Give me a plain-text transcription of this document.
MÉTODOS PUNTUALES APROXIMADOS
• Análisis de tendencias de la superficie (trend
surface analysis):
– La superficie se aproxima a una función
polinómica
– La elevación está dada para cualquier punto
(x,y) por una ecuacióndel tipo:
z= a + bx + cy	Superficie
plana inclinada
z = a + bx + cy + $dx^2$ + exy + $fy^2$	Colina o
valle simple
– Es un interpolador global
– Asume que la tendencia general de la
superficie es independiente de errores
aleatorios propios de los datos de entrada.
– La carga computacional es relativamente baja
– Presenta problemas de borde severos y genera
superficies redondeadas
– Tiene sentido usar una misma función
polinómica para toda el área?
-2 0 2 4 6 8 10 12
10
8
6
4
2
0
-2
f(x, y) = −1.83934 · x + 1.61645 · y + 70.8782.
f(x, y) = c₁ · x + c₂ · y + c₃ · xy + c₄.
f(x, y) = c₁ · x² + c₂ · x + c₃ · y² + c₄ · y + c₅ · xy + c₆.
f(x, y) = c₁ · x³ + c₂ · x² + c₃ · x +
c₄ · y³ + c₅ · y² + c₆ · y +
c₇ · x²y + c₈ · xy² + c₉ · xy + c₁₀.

WHAT THE EXERCISE ASKS
Return all of the entries word for word.

RESPONSE BELOW
Give me a plain-text transcription of this document.
MÉTODOS PUNTUALES APROXIMADOS
• Análisis de tendencias de la superficie (trend
surface analysis):
– La superficie se aproxima a una función
polinómica
– La elevación está dada para cualquier punto
(x,y) por una ecuacióndel tipo:
z= a + bx + cy	Superficie
plana inclinada
z = a + bx + cy + $dx^2$ + exy + $fy^2$	Colina o
valle simple
– Es un interpolador global
– Asume que la tendencia general de la
superficie es independiente de errores
aleatorios propios de los datos de entrada.
– La carga computacional es relativamente baja
– Presenta problemas de borde severos y genera
superficies redondeadas
– Tiene sentido usar una misma función
polinómica para toda el área?
-2 0 2 4 6 8 10 12
10
8
6
4
2
0
-2
f(x, y) = −1.83934 · x + 1.61645 · y + 70.8782.
f(x, y) = c₁ · x + c₂ · y + c₃ · xy + c₄.
f(x, y) = c₁ · x² + c₂ · x + c₃ · y² + c₄ · y + c₅ · xy + c₆.
f(x, y) = c₁ · x³ + c₂ · x² + c₃ · x +
c₄ · y³ + c₅ · y² + c₆ · y +
c₇ · x²y + c₈ · xy² + c₉ · xy + c₁₀.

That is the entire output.